> **CHALLENGE**:
In the data below, find each line containing the string "File" and return it.

Dataset excerpts:
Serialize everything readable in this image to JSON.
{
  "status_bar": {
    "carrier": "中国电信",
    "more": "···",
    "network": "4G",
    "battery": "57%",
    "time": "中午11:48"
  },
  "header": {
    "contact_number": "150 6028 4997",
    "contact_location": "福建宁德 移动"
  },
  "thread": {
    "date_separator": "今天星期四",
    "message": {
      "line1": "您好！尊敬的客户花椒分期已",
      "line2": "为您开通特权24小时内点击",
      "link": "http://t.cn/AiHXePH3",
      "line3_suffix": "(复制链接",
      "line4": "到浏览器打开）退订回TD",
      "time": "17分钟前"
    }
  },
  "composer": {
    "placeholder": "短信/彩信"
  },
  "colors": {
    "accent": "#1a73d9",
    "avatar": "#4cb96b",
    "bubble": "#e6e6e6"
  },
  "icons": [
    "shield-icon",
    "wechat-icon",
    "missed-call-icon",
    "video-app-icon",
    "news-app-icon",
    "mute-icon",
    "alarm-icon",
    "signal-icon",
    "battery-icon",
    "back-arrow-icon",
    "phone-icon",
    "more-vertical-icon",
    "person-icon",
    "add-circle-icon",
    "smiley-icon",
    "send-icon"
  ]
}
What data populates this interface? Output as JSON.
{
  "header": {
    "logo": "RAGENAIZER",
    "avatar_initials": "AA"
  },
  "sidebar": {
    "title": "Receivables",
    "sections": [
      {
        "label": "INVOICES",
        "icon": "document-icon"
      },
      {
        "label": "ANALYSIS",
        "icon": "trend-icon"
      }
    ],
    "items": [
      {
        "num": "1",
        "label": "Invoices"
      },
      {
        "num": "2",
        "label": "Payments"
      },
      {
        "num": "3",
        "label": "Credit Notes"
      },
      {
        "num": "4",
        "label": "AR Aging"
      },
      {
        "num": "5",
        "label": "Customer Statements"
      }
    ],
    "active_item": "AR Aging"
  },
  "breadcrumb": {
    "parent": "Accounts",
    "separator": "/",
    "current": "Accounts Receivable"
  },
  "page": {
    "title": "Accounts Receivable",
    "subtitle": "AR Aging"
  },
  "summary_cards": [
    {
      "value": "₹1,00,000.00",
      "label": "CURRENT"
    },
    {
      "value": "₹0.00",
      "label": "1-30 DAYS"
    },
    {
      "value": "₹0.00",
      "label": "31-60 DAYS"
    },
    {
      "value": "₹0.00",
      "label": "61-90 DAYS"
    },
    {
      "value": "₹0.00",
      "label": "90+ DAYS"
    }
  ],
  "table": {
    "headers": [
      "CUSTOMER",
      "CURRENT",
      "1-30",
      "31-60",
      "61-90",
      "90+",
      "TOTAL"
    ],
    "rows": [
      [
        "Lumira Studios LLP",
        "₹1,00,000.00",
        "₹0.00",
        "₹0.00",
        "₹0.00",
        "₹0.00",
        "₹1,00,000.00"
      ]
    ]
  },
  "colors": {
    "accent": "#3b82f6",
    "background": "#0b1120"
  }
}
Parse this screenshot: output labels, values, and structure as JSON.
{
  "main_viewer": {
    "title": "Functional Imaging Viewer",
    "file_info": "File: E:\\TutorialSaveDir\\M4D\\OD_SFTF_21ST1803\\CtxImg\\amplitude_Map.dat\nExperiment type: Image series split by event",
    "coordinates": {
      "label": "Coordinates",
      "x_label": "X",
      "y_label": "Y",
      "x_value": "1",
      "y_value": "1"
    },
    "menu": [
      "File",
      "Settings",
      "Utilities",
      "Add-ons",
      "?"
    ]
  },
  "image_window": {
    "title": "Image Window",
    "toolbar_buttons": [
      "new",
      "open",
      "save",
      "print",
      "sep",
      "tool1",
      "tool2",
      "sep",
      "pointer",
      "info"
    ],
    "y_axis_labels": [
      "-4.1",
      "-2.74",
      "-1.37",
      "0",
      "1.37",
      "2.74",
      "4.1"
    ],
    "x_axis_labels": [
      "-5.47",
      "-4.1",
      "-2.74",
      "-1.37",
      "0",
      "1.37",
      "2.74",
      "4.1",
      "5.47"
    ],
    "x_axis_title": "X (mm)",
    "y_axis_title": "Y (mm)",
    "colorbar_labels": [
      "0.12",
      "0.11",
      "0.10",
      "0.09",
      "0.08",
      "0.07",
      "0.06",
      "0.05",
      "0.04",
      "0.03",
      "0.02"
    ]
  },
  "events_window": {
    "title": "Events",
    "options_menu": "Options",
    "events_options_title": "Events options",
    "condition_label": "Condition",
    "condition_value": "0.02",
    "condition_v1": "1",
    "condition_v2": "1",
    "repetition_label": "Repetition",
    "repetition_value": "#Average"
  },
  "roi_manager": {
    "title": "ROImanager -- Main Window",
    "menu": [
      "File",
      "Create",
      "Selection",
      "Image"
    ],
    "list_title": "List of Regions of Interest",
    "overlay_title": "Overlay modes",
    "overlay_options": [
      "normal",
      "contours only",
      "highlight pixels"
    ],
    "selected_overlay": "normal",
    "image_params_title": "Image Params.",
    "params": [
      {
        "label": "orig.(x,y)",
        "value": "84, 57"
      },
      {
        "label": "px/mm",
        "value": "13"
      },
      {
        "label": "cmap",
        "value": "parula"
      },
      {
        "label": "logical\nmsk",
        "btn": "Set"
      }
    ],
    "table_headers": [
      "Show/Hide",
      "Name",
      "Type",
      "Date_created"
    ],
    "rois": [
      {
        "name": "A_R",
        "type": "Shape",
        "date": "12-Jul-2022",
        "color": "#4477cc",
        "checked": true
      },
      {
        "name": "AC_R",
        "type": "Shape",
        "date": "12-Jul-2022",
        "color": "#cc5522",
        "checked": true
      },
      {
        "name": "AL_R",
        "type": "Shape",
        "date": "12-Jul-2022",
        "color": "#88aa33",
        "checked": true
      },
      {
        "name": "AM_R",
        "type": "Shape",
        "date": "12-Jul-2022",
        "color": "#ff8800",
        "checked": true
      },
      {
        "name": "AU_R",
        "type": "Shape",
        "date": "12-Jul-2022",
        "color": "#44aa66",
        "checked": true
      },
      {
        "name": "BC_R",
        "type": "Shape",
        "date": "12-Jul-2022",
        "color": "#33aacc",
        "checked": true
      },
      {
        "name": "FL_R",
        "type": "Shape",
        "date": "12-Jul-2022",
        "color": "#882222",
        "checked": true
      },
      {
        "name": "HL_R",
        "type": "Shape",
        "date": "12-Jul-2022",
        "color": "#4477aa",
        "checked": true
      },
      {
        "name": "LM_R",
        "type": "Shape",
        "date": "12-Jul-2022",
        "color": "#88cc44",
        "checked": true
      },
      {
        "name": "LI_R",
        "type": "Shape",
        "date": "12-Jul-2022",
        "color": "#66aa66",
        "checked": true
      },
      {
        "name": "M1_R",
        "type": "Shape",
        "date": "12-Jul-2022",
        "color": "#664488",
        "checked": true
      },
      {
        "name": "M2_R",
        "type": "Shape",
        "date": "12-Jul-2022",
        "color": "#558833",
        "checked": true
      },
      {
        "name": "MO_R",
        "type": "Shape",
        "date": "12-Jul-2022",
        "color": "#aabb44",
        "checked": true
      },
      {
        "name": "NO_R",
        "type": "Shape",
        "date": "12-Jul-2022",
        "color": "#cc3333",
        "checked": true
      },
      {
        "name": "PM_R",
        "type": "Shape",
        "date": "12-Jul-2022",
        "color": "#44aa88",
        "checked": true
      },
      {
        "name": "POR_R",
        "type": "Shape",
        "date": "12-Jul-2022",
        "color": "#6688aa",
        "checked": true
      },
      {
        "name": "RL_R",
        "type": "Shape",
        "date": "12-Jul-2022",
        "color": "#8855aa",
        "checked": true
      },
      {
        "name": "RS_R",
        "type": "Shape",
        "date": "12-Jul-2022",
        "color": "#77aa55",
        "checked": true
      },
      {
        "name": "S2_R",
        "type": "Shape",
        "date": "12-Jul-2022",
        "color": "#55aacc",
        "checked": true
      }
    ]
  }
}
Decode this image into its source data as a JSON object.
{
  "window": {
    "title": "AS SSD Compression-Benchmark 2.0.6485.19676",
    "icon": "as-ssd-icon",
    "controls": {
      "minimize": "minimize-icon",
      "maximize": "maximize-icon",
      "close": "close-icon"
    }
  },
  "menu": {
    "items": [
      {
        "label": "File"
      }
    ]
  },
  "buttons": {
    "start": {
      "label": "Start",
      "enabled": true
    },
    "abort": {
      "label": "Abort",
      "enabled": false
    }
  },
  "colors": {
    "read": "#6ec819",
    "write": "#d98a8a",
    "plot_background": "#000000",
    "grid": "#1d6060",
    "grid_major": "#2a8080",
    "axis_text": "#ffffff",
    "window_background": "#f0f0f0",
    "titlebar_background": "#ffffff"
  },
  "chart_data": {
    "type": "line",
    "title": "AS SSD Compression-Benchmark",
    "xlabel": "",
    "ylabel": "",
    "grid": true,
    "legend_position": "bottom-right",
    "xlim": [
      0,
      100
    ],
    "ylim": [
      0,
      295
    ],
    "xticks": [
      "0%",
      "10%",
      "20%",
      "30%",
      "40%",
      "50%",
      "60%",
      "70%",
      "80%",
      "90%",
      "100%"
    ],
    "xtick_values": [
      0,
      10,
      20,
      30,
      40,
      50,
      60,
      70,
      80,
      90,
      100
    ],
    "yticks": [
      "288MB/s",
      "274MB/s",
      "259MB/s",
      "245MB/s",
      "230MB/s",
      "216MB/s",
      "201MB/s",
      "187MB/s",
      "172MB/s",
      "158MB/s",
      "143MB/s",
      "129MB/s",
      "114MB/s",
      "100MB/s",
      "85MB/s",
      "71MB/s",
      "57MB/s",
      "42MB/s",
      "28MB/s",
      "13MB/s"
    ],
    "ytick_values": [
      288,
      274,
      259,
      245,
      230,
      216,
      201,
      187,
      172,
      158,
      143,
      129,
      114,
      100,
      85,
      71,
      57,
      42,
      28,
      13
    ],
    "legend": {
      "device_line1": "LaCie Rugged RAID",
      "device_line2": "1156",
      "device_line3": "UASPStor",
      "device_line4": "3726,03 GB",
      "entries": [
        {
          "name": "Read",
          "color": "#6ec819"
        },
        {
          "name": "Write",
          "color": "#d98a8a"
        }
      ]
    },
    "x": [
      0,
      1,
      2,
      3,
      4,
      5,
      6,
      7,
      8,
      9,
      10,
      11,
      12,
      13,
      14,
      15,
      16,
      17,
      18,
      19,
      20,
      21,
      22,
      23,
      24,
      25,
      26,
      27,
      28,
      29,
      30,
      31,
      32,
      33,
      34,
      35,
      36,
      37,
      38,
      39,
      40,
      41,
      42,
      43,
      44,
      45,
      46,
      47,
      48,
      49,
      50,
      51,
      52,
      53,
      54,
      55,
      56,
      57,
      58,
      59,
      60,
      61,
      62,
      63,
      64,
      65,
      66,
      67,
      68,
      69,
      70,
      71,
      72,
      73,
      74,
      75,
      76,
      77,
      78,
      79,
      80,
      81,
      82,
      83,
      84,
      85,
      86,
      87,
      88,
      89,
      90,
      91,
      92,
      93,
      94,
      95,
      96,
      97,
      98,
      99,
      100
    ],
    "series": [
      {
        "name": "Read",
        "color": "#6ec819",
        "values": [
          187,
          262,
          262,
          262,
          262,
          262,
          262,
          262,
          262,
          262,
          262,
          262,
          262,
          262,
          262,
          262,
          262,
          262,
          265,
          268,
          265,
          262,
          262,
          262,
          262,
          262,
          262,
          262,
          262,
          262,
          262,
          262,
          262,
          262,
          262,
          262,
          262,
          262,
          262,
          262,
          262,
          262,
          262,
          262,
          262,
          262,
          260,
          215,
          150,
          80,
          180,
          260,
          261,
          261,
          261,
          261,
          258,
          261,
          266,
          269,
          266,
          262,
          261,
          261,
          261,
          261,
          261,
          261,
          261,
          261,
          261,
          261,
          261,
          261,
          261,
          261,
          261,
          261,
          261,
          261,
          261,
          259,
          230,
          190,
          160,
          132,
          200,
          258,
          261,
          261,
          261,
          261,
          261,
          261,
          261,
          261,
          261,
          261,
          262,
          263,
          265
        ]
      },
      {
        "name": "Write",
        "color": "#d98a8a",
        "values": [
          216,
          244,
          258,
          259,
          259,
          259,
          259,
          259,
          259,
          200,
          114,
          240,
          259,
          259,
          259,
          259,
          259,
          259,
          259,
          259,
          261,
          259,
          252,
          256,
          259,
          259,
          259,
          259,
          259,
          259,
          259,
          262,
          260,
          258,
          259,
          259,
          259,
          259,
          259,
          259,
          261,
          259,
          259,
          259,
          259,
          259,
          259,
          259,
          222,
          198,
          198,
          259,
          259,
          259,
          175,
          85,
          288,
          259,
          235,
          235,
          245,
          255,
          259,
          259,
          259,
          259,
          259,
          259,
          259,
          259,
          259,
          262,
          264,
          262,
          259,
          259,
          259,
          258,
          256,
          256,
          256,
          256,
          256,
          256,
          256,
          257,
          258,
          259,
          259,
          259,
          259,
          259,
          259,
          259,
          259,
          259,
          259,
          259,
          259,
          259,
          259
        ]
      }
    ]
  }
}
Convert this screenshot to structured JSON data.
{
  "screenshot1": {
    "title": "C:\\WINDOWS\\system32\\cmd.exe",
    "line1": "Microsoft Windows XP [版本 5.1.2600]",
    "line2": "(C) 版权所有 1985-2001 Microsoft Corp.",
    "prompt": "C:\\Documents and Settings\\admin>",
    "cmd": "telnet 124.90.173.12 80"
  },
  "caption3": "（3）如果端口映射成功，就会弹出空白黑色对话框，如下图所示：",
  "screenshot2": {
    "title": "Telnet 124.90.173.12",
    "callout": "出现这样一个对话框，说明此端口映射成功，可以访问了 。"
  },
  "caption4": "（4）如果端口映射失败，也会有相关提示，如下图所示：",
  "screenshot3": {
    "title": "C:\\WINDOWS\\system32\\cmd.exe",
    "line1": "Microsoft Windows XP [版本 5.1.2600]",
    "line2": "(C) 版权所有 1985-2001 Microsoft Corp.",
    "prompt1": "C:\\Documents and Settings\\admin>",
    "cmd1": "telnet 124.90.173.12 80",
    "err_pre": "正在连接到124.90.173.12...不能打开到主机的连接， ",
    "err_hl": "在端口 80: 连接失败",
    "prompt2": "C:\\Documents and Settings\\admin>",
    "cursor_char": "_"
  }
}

> **PROBLEM SOLUTION**:
    "file_info": "File: E:\\TutorialSaveDir\\M4D\\OD_SFTF_21ST1803\\CtxImg\\amplitude_Map.dat\nExperiment type: Image series split by event",
      "File",
      "File",
        "label": "File"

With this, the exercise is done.